Your objective
Copy out the entries below word for word, starting with the first one and ending with the line that contains "annotation-line: logic: [278, 233, 298, 243]", including both.
◇ ◇ ◇
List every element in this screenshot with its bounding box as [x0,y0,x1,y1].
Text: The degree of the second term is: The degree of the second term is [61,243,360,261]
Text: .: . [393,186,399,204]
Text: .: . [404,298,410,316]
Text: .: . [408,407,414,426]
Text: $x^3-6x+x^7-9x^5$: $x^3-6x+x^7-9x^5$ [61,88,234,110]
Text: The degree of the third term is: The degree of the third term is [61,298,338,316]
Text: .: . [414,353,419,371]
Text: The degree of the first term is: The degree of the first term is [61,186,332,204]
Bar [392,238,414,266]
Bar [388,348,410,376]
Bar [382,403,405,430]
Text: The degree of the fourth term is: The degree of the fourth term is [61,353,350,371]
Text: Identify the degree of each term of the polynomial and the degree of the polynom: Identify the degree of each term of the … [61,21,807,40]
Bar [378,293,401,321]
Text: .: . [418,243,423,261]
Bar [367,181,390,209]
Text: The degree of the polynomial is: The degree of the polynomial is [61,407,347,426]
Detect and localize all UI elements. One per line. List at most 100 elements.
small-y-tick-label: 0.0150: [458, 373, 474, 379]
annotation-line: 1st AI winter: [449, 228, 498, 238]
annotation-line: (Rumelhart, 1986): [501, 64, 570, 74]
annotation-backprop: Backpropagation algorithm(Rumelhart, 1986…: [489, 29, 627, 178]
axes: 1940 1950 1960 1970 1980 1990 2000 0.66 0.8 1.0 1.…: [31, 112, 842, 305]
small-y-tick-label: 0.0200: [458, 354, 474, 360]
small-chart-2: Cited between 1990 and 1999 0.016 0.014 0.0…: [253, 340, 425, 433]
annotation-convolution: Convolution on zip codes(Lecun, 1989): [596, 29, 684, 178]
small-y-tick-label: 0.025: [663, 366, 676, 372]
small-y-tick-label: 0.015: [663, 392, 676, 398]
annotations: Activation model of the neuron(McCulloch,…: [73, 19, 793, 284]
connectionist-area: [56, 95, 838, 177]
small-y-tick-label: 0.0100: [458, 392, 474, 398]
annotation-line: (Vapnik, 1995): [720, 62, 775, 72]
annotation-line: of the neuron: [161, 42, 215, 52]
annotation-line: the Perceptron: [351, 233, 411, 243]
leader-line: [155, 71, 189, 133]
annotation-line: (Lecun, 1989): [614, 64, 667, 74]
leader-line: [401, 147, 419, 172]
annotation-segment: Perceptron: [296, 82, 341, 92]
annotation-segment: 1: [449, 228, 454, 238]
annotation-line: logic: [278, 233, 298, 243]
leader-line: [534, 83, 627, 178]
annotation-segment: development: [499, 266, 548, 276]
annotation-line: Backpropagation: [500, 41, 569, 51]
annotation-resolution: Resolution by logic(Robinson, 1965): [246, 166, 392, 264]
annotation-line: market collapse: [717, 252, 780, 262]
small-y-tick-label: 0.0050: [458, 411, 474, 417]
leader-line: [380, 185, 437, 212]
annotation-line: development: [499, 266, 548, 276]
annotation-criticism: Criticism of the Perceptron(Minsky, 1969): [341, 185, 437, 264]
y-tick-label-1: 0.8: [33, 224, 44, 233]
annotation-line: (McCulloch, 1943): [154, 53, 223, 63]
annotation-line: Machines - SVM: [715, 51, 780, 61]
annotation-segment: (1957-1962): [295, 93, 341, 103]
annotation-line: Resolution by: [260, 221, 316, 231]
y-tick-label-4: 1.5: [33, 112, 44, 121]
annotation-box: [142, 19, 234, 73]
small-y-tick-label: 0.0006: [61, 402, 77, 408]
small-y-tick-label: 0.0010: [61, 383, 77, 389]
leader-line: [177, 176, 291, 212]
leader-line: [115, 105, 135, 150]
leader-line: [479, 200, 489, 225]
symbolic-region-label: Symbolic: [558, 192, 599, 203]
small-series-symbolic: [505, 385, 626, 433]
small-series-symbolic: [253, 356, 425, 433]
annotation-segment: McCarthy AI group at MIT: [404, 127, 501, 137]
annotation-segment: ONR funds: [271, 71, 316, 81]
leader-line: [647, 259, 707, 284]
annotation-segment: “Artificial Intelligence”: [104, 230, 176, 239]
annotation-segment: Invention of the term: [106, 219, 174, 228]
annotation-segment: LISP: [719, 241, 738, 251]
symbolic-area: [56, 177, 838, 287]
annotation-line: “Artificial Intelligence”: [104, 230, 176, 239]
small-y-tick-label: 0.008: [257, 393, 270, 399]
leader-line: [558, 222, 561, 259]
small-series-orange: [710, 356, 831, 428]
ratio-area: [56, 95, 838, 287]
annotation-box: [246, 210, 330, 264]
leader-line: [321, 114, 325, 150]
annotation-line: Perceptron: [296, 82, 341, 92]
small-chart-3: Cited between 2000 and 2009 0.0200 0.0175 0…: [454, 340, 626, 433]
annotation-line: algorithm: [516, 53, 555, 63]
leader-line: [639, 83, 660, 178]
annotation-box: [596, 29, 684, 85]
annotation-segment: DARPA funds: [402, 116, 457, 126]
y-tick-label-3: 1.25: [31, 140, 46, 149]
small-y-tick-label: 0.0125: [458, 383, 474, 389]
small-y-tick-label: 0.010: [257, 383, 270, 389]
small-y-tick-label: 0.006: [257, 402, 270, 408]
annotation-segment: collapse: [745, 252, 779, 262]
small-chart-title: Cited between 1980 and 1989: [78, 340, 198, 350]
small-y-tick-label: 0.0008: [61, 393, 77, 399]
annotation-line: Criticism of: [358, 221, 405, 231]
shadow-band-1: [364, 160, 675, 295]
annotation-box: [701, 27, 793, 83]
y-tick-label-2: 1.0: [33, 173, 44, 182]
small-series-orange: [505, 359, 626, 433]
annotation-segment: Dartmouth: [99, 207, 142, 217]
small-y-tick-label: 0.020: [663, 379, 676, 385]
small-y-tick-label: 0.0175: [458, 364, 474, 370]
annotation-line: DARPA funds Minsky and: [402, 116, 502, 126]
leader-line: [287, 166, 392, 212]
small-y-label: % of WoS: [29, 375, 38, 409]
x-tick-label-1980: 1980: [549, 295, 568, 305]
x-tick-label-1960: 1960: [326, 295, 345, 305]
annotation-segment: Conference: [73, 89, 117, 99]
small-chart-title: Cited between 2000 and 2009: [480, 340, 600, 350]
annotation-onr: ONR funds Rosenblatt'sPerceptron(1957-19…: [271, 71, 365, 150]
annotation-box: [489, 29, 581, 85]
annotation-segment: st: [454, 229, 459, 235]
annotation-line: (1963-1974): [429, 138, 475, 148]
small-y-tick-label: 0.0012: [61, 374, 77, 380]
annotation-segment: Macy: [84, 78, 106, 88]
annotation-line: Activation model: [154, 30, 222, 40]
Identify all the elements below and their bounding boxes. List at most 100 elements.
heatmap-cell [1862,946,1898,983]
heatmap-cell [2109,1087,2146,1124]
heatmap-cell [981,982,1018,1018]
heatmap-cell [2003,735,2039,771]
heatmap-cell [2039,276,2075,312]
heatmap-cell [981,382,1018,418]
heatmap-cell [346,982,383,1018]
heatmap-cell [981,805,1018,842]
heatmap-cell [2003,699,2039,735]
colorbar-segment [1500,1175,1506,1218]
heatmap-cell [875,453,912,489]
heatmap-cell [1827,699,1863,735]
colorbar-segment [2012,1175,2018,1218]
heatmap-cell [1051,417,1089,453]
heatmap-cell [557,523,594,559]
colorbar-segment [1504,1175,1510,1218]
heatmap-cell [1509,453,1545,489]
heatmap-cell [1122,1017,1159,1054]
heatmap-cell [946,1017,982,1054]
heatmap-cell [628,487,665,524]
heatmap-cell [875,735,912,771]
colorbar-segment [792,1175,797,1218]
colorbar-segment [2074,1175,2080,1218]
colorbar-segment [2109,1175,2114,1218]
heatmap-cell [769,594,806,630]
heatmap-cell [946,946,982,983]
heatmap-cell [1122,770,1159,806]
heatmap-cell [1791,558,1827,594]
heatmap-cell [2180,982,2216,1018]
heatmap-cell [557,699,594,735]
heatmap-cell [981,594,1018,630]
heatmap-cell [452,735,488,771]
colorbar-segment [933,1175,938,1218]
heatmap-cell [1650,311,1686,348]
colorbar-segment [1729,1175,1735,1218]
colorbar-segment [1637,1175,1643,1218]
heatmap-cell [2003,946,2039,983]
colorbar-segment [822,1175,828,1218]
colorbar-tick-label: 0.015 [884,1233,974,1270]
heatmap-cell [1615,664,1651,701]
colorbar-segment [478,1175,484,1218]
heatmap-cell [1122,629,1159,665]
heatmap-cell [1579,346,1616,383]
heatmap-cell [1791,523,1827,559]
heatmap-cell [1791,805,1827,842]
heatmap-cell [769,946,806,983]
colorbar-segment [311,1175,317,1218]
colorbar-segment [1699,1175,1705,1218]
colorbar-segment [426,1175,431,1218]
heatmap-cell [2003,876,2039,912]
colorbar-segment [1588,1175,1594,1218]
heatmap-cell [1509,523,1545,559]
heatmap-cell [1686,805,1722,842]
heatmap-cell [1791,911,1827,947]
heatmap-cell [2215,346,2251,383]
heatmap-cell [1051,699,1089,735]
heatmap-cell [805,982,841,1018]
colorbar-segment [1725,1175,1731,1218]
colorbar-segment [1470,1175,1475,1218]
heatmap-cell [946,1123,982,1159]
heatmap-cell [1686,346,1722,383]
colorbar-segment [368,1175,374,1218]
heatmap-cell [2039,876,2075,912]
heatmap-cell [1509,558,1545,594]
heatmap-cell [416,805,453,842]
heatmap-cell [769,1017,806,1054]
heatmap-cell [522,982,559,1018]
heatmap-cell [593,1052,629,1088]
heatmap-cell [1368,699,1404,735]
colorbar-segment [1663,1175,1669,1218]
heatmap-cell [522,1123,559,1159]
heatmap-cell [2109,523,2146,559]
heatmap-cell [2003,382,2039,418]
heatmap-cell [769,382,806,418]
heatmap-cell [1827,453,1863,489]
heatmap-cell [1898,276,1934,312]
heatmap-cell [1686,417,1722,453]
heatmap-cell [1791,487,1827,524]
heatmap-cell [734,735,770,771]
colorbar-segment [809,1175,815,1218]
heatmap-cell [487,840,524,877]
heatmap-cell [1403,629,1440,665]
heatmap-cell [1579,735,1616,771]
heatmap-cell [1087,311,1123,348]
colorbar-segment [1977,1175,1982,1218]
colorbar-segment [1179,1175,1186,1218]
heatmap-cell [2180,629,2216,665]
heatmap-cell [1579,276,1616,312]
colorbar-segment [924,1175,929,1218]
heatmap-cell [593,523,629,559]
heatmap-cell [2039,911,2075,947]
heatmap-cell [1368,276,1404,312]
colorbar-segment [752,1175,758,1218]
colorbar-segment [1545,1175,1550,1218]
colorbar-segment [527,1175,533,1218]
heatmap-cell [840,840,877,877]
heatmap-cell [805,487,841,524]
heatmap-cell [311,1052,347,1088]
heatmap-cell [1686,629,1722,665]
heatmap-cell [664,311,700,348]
◇ ◇ ◇
Task solution
List every element in this screenshot with its bounding box as [x0,y0,x1,y1].
Text: The degree of the second term is: The degree of the second term is [61,243,360,261]
Text: .: . [393,186,399,204]
Text: .: . [404,298,410,316]
Text: .: . [408,407,414,426]
Text: $x^3-6x+x^7-9x^5$: $x^3-6x+x^7-9x^5$ [61,88,234,110]
Text: The degree of the third term is: The degree of the third term is [61,298,338,316]
Text: .: . [414,353,419,371]
Text: The degree of the first term is: The degree of the first term is [61,186,332,204]
Bar [392,238,414,266]
Bar [388,348,410,376]
Bar [382,403,405,430]
Text: The degree of the fourth term is: The degree of the fourth term is [61,353,350,371]
Text: Identify the degree of each term of the polynomial and the degree of the polynom: Identify the degree of each term of the … [61,21,807,40]
Bar [378,293,401,321]
Text: .: . [418,243,423,261]
Bar [367,181,390,209]
Text: The degree of the polynomial is: The degree of the polynomial is [61,407,347,426]
Detect and localize all UI elements. One per line. List at most 100 elements.
small-y-tick-label: 0.0150: [458, 373, 474, 379]
annotation-line: 1st AI winter: [449, 228, 498, 238]
annotation-line: (Rumelhart, 1986): [501, 64, 570, 74]
annotation-backprop: Backpropagation algorithm(Rumelhart, 1986…: [489, 29, 627, 178]
axes: 1940 1950 1960 1970 1980 1990 2000 0.66 0.8 1.0 1.…: [31, 112, 842, 305]
small-y-tick-label: 0.0200: [458, 354, 474, 360]
small-chart-2: Cited between 1990 and 1999 0.016 0.014 0.0…: [253, 340, 425, 433]
annotation-convolution: Convolution on zip codes(Lecun, 1989): [596, 29, 684, 178]
small-y-tick-label: 0.025: [663, 366, 676, 372]
small-y-tick-label: 0.015: [663, 392, 676, 398]
annotations: Activation model of the neuron(McCulloch,…: [73, 19, 793, 284]
connectionist-area: [56, 95, 838, 177]
small-y-tick-label: 0.0100: [458, 392, 474, 398]
annotation-line: (Vapnik, 1995): [720, 62, 775, 72]
annotation-line: of the neuron: [161, 42, 215, 52]
annotation-line: the Perceptron: [351, 233, 411, 243]
leader-line: [155, 71, 189, 133]
annotation-line: (Lecun, 1989): [614, 64, 667, 74]
leader-line: [401, 147, 419, 172]
annotation-segment: Perceptron: [296, 82, 341, 92]
annotation-segment: 1: [449, 228, 454, 238]
annotation-line: logic: [278, 233, 298, 243]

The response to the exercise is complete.